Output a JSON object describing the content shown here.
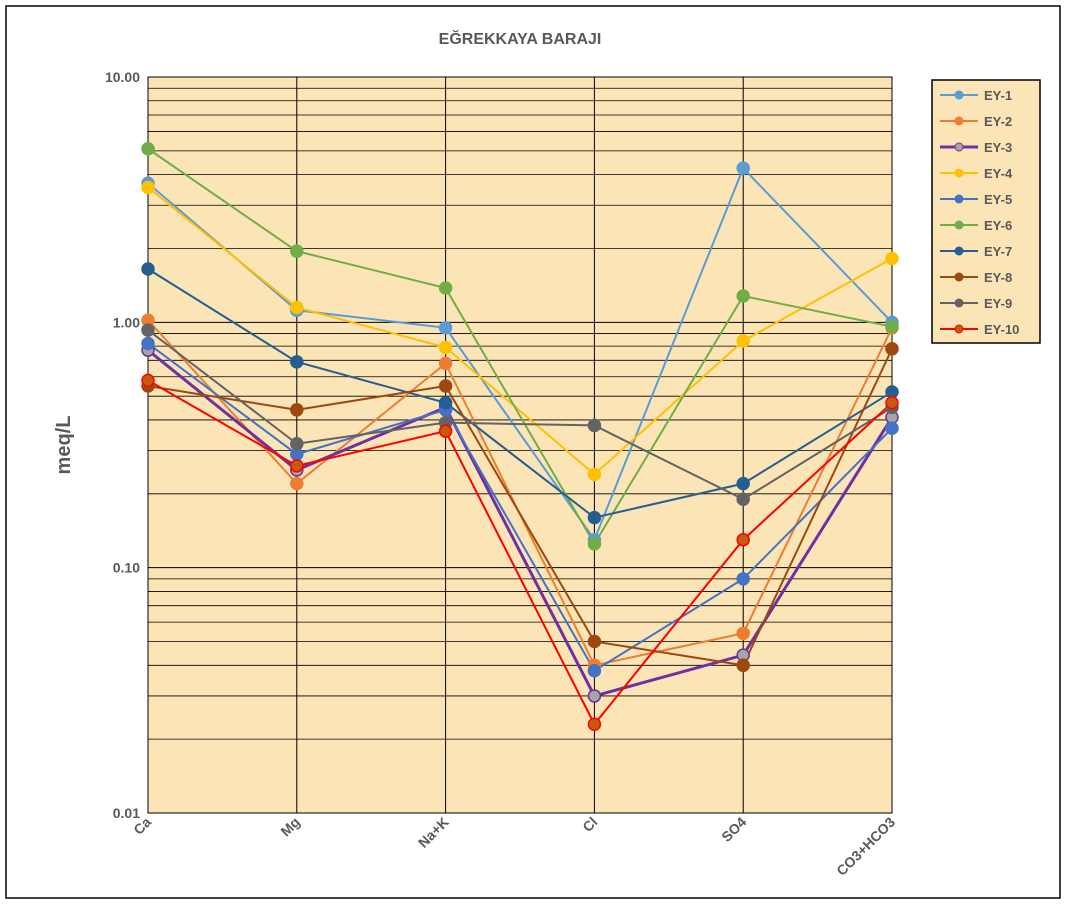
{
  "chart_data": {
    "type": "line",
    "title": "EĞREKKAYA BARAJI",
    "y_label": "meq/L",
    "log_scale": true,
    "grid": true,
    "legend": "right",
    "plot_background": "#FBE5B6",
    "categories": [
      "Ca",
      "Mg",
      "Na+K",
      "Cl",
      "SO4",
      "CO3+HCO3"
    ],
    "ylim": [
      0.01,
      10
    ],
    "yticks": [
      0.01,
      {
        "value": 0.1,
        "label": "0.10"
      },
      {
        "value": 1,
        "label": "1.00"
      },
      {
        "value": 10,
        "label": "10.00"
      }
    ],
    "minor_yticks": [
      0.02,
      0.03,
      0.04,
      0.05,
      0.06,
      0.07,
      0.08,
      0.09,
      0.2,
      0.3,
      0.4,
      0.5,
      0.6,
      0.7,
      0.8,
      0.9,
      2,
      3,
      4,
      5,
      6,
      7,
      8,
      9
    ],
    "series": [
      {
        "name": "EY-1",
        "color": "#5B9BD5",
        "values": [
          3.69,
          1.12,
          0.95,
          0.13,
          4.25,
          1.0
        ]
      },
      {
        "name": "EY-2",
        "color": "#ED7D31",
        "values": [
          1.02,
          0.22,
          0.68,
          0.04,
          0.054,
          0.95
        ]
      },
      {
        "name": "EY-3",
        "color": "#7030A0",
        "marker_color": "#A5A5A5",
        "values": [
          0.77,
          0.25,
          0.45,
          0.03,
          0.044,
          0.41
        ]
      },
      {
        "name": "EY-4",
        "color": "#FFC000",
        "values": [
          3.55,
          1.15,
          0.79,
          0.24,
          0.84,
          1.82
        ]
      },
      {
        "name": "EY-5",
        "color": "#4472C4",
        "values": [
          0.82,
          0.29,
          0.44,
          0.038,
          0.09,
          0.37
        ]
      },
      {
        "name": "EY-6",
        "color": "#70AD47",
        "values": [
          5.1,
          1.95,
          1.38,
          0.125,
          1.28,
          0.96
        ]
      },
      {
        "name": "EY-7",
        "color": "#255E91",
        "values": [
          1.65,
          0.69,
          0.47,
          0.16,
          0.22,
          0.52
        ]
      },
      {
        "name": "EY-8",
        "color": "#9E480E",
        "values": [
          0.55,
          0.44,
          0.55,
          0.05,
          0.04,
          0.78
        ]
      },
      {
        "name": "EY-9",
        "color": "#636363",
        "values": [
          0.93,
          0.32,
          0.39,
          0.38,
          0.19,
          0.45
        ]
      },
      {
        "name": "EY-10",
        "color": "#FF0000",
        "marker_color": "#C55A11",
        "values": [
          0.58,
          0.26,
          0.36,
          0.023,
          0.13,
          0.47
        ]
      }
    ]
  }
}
::::::::
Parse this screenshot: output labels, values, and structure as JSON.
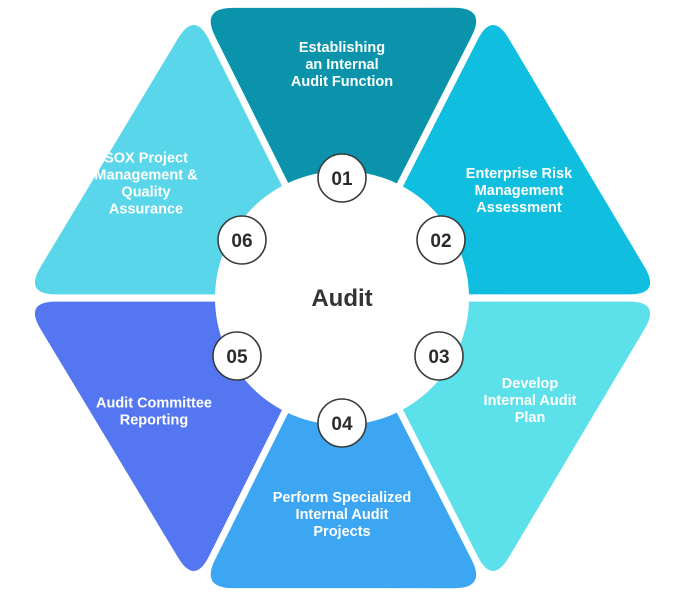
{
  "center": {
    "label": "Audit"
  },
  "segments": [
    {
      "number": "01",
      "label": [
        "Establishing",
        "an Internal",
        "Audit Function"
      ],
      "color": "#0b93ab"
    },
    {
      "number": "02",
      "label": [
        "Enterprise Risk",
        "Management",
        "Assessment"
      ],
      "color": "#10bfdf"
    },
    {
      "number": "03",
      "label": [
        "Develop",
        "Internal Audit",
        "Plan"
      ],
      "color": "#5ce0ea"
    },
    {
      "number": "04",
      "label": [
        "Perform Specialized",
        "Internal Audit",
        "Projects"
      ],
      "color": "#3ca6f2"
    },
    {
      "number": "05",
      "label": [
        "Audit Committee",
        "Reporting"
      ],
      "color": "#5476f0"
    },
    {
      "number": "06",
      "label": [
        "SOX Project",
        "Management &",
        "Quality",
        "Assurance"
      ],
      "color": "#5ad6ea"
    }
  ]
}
::::::::
* **TASK DETAILS**
Locate each line with the word "JSON" and copy it.

* **EXERCISE RESPONSE**
Output a JSON object describing the content shown here.
Parse this screenshot: output labels, values, and structure as JSON.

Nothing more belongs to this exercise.